Your task - Where a line in the listing contains the string "SSEC", copy that line out.

Available records -
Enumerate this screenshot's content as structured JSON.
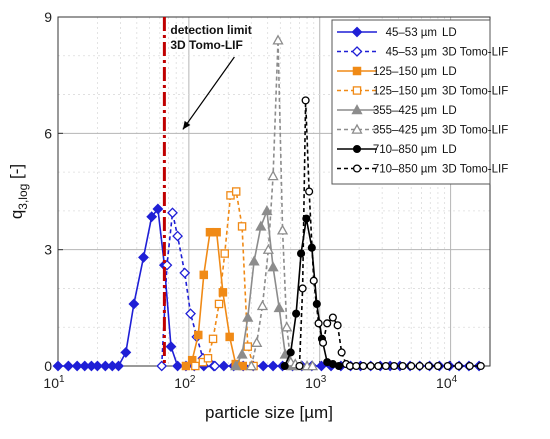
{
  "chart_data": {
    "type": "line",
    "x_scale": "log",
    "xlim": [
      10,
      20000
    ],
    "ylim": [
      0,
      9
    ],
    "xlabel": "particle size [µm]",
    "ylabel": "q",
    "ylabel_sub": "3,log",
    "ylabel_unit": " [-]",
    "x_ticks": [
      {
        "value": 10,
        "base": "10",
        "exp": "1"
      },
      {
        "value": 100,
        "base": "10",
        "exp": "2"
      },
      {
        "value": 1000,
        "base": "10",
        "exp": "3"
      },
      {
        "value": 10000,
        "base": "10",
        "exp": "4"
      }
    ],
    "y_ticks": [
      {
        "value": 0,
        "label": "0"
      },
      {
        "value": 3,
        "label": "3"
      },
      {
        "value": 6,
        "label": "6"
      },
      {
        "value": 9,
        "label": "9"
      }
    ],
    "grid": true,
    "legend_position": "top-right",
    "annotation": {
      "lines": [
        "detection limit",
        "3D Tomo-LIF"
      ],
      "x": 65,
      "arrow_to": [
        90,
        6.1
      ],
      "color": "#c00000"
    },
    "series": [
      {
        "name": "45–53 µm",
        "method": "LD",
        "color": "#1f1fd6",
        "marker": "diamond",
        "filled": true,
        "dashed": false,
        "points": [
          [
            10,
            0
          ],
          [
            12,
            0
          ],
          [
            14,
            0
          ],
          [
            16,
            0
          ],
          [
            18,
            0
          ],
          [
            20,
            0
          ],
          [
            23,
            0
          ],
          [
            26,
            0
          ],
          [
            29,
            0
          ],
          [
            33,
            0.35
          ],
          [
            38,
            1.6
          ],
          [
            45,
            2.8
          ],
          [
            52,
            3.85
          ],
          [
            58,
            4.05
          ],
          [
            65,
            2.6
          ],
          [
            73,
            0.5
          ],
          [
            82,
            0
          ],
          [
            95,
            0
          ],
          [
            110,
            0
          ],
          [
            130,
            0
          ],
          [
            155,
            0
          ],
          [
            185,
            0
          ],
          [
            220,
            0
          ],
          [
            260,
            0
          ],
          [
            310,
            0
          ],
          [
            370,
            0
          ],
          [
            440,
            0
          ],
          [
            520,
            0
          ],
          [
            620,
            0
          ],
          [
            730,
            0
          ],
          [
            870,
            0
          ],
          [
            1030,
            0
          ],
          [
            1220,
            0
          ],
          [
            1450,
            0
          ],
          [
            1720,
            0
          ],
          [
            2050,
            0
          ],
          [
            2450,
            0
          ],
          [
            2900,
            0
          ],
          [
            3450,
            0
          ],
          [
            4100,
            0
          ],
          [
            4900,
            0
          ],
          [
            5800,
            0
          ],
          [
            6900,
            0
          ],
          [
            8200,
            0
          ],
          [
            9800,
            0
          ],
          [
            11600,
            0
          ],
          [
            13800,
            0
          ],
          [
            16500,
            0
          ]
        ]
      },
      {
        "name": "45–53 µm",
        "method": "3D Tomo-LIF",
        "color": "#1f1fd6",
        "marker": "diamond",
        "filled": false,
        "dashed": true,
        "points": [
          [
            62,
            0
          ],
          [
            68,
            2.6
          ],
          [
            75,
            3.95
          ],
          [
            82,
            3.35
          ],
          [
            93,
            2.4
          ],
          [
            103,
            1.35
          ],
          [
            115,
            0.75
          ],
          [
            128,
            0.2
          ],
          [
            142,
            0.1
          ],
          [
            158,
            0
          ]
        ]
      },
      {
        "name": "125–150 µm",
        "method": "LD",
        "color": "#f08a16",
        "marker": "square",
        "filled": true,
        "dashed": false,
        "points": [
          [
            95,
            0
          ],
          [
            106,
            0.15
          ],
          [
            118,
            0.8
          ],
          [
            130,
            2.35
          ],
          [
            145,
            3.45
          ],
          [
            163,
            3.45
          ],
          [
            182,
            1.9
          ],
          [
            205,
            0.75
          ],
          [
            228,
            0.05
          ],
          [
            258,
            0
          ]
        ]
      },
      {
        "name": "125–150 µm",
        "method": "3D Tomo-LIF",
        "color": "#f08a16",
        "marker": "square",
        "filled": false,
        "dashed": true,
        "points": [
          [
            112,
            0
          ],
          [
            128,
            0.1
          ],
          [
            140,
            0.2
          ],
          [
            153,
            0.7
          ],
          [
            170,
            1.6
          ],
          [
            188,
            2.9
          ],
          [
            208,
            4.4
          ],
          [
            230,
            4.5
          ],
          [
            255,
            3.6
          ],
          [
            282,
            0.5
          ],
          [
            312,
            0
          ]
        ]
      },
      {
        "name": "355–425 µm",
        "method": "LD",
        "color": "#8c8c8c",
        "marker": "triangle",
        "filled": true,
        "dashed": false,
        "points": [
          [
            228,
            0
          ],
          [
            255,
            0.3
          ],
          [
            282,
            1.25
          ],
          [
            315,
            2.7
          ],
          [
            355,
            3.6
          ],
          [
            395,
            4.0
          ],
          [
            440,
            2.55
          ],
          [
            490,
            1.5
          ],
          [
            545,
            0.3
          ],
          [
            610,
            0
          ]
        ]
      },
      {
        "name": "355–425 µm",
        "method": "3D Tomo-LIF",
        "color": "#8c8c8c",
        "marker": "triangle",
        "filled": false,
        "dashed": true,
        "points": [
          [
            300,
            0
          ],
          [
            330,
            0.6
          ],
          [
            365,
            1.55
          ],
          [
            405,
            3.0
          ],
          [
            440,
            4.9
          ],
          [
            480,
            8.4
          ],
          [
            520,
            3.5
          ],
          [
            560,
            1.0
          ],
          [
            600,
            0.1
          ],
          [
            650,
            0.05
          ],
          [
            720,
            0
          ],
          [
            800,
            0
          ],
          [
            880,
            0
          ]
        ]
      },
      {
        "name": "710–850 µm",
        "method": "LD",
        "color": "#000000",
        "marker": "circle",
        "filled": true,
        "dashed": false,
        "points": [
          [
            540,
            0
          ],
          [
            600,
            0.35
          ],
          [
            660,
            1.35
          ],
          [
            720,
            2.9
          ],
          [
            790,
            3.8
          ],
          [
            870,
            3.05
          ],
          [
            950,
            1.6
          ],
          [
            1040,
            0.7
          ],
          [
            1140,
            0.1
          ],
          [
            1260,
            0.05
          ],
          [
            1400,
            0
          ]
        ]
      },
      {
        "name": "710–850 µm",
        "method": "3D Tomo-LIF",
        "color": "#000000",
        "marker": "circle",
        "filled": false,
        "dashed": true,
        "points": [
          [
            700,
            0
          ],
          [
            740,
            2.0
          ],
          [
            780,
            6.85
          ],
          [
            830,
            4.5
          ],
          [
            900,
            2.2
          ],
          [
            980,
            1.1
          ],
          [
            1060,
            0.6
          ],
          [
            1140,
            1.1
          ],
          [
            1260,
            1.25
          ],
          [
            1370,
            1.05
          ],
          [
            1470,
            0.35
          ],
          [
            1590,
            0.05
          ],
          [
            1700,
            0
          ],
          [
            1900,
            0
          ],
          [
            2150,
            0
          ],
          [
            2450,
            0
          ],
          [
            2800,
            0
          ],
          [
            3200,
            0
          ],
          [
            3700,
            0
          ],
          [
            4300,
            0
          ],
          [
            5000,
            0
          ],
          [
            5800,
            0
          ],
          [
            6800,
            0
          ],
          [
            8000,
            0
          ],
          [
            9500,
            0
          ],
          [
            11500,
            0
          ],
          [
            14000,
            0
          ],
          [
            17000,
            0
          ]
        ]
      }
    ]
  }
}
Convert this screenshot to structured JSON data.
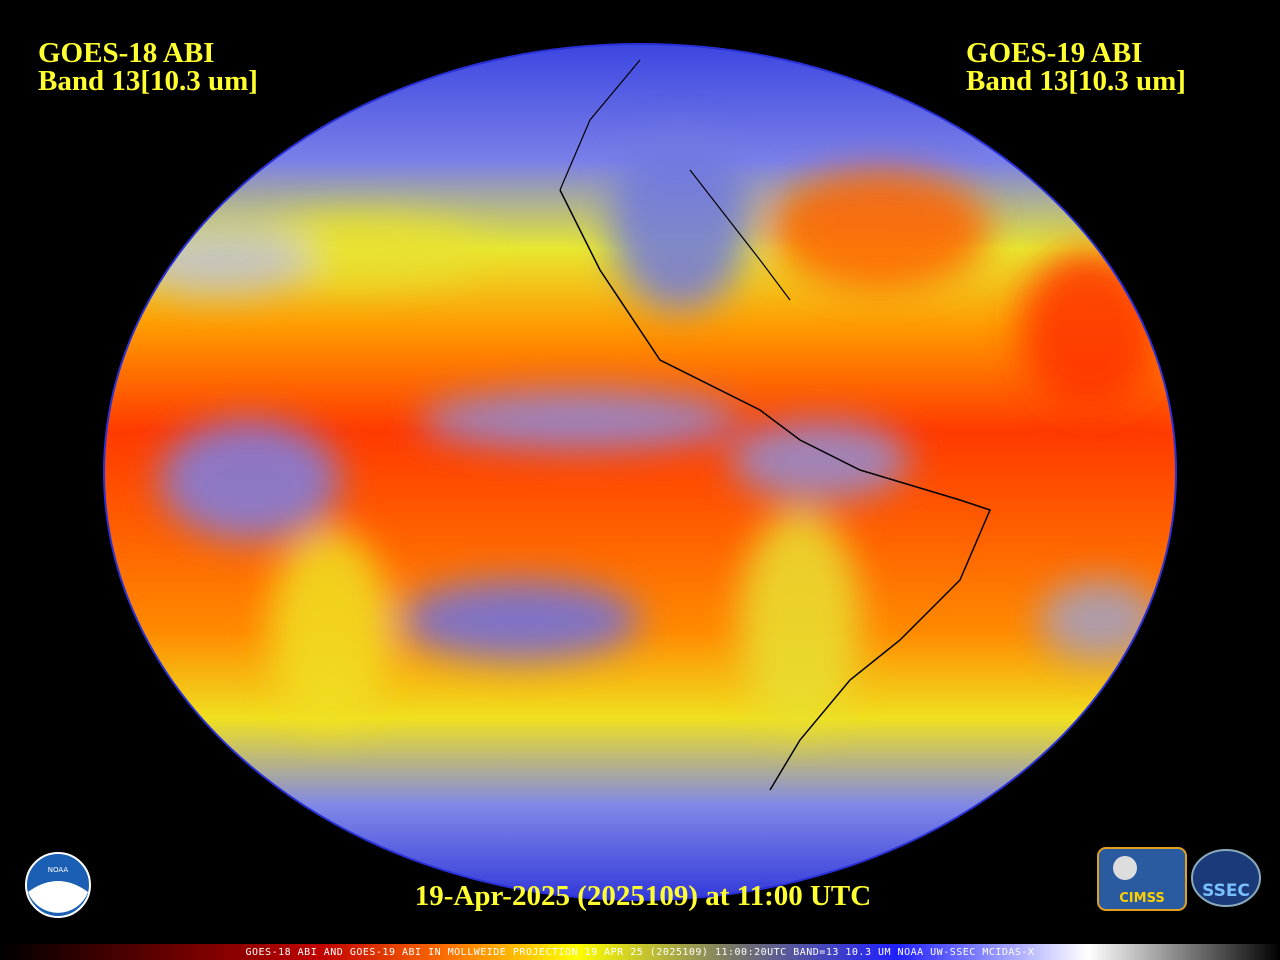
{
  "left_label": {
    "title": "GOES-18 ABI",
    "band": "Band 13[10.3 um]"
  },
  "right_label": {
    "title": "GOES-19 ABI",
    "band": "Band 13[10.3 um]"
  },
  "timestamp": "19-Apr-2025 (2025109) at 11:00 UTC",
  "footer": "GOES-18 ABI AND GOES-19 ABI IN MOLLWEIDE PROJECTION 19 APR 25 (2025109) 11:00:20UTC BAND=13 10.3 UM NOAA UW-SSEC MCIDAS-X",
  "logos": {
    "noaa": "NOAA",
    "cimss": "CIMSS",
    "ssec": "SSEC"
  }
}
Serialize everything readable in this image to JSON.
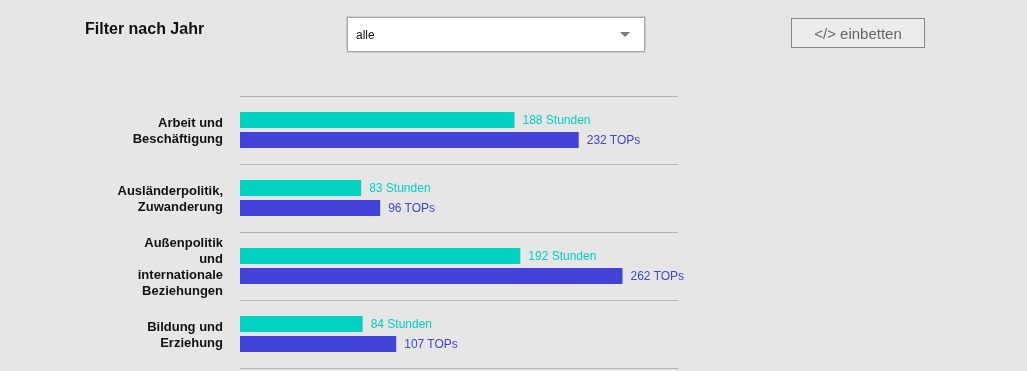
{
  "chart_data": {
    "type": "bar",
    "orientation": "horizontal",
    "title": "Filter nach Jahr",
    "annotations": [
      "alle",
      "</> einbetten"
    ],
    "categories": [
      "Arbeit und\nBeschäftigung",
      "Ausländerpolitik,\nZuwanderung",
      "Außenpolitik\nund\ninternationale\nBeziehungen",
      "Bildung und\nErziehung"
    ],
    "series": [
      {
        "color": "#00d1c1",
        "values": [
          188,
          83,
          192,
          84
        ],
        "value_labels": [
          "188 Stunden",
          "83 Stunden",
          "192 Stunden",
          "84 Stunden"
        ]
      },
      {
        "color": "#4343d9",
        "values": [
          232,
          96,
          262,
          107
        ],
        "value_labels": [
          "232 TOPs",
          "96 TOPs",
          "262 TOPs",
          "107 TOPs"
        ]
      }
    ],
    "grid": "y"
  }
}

Reply to the task -
  "footer": "GOES-18 ABI AND GOES-19 ABI IN MOLLWEIDE PROJECTION 19 APR 25 (2025109) 11:00:20UTC BAND=13 10.3 UM NOAA UW-SSEC MCIDAS-X",
    "ssec": "SSEC"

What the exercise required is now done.